§ **EXTRACT**:
-- START --

Compression Config Specification

Common Keys in Config

op_names

A list of fully-qualified name of modules (e.g., ['backbone.layers.0.ffn', ...]) that will be compressed. If the name referenced module is not existed in the model, it will be ignored.

op_names_re

A list of regular expressions for matching module names by python standard library re. The matched modules will be selected to be compressed.

op_types

A list of type names of classes that inherit from torch.nn.Module. Only module types in this list can be selected to be compressed. If this key is not set, all module types can be selected. If neither op_names or op_names_re are set, all modules satisfied the op_types are selected.

exclude_op_names

A list of fully-qualified name of modules that are excluded.

exclude_op_names_re

A list of regular expressions for matching module names. The matched modules will be removed from the modules that need to be compressed.

-- END --

§ **TASK DIRECTIONS**: Reproduce the whole compression config specification word for word. The data that comes next has no connection to the compression config specification above.

§ **DATASET ROWS**:
-- START --

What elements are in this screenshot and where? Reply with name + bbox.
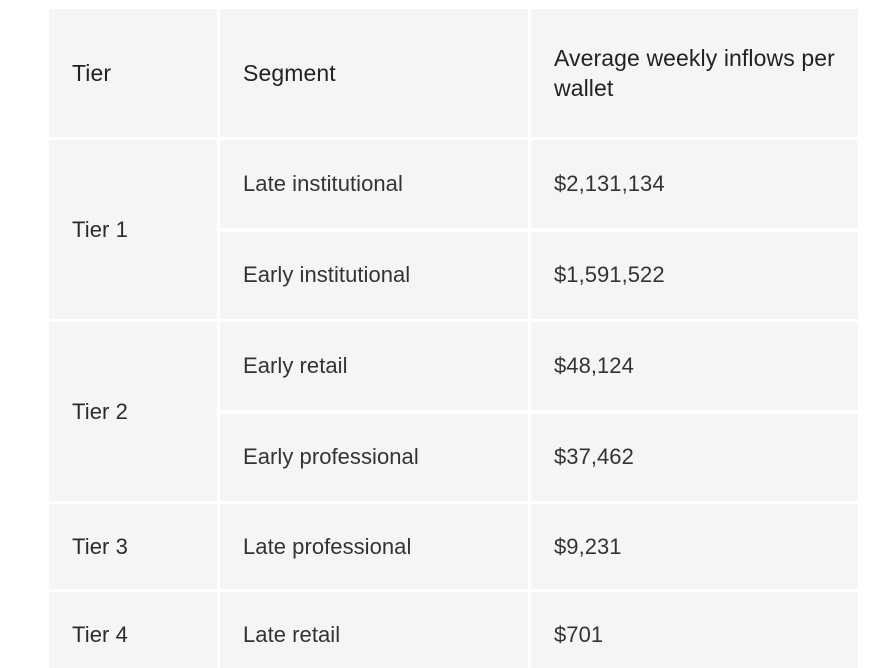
- column-header-tier: Tier: [49, 9, 217, 137]
- value-cell: $701: [531, 592, 858, 668]
- table-row: Tier 3 Late professional $9,231: [49, 504, 858, 589]
- segment-cell: Late retail: [220, 592, 528, 668]
- table-body: Tier 1 Late institutional $2,131,134 Ear…: [49, 140, 858, 668]
- tier-group-cell-3: Tier 3: [49, 504, 217, 589]
- tier-group-cell-1: Tier 1: [49, 140, 217, 319]
- table-row: Tier 2 Early retail $48,124: [49, 322, 858, 410]
- table-container: Tier Segment Average weekly inflows per …: [49, 9, 857, 651]
- segment-cell: Late professional: [220, 504, 528, 589]
- column-header-segment: Segment: [220, 9, 528, 137]
- tier-group-cell-2: Tier 2: [49, 322, 217, 501]
- value-cell: $48,124: [531, 322, 858, 410]
- segment-cell: Early retail: [220, 322, 528, 410]
- tier-group-cell-4: Tier 4: [49, 592, 217, 668]
- table-row: Tier 1 Late institutional $2,131,134: [49, 140, 858, 228]
- value-cell: $2,131,134: [531, 140, 858, 228]
- value-cell: $9,231: [531, 504, 858, 589]
- table-header: Tier Segment Average weekly inflows per …: [49, 9, 858, 137]
- tier-segment-table: Tier Segment Average weekly inflows per …: [46, 6, 861, 668]
- value-cell: $1,591,522: [531, 231, 858, 319]
- column-header-average-weekly-inflows: Average weekly inflows per wallet: [531, 9, 858, 137]
- value-cell: $37,462: [531, 413, 858, 501]
- segment-cell: Early institutional: [220, 231, 528, 319]
- header-row: Tier Segment Average weekly inflows per …: [49, 9, 858, 137]
- page-root: Tier Segment Average weekly inflows per …: [0, 0, 886, 668]
- table-row: Tier 4 Late retail $701: [49, 592, 858, 668]
- segment-cell: Late institutional: [220, 140, 528, 228]
- segment-cell: Early professional: [220, 413, 528, 501]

-- END --

§ **FULL ANSWER**:
Compression Config Specification

Common Keys in Config

op_names

A list of fully-qualified name of modules (e.g., ['backbone.layers.0.ffn', ...]) that will be compressed. If the name referenced module is not existed in the model, it will be ignored.

op_names_re

A list of regular expressions for matching module names by python standard library re. The matched modules will be selected to be compressed.

op_types

A list of type names of classes that inherit from torch.nn.Module. Only module types in this list can be selected to be compressed. If this key is not set, all module types can be selected. If neither op_names or op_names_re are set, all modules satisfied the op_types are selected.

exclude_op_names

A list of fully-qualified name of modules that are excluded.

exclude_op_names_re

A list of regular expressions for matching module names. The matched modules will be removed from the modules that need to be compressed.